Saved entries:
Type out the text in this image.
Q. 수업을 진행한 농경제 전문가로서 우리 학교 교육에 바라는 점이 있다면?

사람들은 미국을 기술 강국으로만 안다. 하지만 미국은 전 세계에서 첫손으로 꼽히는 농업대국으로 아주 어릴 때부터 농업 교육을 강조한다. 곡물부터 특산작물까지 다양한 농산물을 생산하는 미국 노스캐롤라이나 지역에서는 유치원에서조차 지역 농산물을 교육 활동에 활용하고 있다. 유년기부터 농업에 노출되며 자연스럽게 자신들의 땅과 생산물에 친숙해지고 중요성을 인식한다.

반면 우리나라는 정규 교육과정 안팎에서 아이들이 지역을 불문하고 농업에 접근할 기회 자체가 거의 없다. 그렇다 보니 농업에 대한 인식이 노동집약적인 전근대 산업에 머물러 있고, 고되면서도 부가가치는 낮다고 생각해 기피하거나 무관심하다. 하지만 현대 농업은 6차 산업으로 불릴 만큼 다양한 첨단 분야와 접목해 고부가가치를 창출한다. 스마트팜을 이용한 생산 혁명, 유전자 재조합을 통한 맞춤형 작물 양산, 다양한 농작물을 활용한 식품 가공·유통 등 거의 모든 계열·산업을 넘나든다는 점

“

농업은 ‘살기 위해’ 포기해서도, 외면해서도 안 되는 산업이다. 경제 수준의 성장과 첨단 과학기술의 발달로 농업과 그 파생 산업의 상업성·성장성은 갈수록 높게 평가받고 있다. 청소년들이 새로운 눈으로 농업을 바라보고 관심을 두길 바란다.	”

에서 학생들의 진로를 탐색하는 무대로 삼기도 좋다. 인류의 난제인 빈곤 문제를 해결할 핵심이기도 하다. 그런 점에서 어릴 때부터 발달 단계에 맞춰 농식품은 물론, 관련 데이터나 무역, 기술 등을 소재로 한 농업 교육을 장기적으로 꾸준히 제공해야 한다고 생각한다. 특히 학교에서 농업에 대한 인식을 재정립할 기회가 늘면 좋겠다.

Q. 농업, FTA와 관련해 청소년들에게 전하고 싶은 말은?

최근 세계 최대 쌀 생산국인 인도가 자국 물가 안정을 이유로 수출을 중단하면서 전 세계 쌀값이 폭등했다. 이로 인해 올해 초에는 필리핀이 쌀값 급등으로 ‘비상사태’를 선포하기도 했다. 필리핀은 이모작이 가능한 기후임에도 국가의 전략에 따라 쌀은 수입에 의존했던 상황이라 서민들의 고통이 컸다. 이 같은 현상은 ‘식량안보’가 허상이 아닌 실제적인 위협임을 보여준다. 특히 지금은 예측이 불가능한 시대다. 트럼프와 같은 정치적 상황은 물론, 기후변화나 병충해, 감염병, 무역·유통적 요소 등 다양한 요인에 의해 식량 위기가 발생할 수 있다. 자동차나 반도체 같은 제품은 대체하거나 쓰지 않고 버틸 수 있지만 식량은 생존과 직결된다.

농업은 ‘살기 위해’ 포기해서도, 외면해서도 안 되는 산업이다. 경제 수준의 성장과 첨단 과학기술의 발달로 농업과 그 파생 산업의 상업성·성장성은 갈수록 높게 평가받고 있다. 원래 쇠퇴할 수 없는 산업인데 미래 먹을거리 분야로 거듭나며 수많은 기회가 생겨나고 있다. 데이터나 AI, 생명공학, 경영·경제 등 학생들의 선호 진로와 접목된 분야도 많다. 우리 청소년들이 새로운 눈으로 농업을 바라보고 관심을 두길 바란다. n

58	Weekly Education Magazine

Do this: Extract the full listing above without alteration.

Complete response:
Type out the text in this image.
Q. 수업을 진행한 농경제 전문가로서 우리 학교 교육에 바라는 점이 있다면?

사람들은 미국을 기술 강국으로만 안다. 하지만 미국은 전 세계에서 첫손으로 꼽히는 농업대국으로 아주 어릴 때부터 농업 교육을 강조한다. 곡물부터 특산작물까지 다양한 농산물을 생산하는 미국 노스캐롤라이나 지역에서는 유치원에서조차 지역 농산물을 교육 활동에 활용하고 있다. 유년기부터 농업에 노출되며 자연스럽게 자신들의 땅과 생산물에 친숙해지고 중요성을 인식한다.

반면 우리나라는 정규 교육과정 안팎에서 아이들이 지역을 불문하고 농업에 접근할 기회 자체가 거의 없다. 그렇다 보니 농업에 대한 인식이 노동집약적인 전근대 산업에 머물러 있고, 고되면서도 부가가치는 낮다고 생각해 기피하거나 무관심하다. 하지만 현대 농업은 6차 산업으로 불릴 만큼 다양한 첨단 분야와 접목해 고부가가치를 창출한다. 스마트팜을 이용한 생산 혁명, 유전자 재조합을 통한 맞춤형 작물 양산, 다양한 농작물을 활용한 식품 가공·유통 등 거의 모든 계열·산업을 넘나든다는 점

“

농업은 ‘살기 위해’ 포기해서도, 외면해서도 안 되는 산업이다. 경제 수준의 성장과 첨단 과학기술의 발달로 농업과 그 파생 산업의 상업성·성장성은 갈수록 높게 평가받고 있다. 청소년들이 새로운 눈으로 농업을 바라보고 관심을 두길 바란다.	”

에서 학생들의 진로를 탐색하는 무대로 삼기도 좋다. 인류의 난제인 빈곤 문제를 해결할 핵심이기도 하다. 그런 점에서 어릴 때부터 발달 단계에 맞춰 농식품은 물론, 관련 데이터나 무역, 기술 등을 소재로 한 농업 교육을 장기적으로 꾸준히 제공해야 한다고 생각한다. 특히 학교에서 농업에 대한 인식을 재정립할 기회가 늘면 좋겠다.

Q. 농업, FTA와 관련해 청소년들에게 전하고 싶은 말은?

최근 세계 최대 쌀 생산국인 인도가 자국 물가 안정을 이유로 수출을 중단하면서 전 세계 쌀값이 폭등했다. 이로 인해 올해 초에는 필리핀이 쌀값 급등으로 ‘비상사태’를 선포하기도 했다. 필리핀은 이모작이 가능한 기후임에도 국가의 전략에 따라 쌀은 수입에 의존했던 상황이라 서민들의 고통이 컸다. 이 같은 현상은 ‘식량안보’가 허상이 아닌 실제적인 위협임을 보여준다. 특히 지금은 예측이 불가능한 시대다. 트럼프와 같은 정치적 상황은 물론, 기후변화나 병충해, 감염병, 무역·유통적 요소 등 다양한 요인에 의해 식량 위기가 발생할 수 있다. 자동차나 반도체 같은 제품은 대체하거나 쓰지 않고 버틸 수 있지만 식량은 생존과 직결된다.

농업은 ‘살기 위해’ 포기해서도, 외면해서도 안 되는 산업이다. 경제 수준의 성장과 첨단 과학기술의 발달로 농업과 그 파생 산업의 상업성·성장성은 갈수록 높게 평가받고 있다. 원래 쇠퇴할 수 없는 산업인데 미래 먹을거리 분야로 거듭나며 수많은 기회가 생겨나고 있다. 데이터나 AI, 생명공학, 경영·경제 등 학생들의 선호 진로와 접목된 분야도 많다. 우리 청소년들이 새로운 눈으로 농업을 바라보고 관심을 두길 바란다. n

58	Weekly Education Magazine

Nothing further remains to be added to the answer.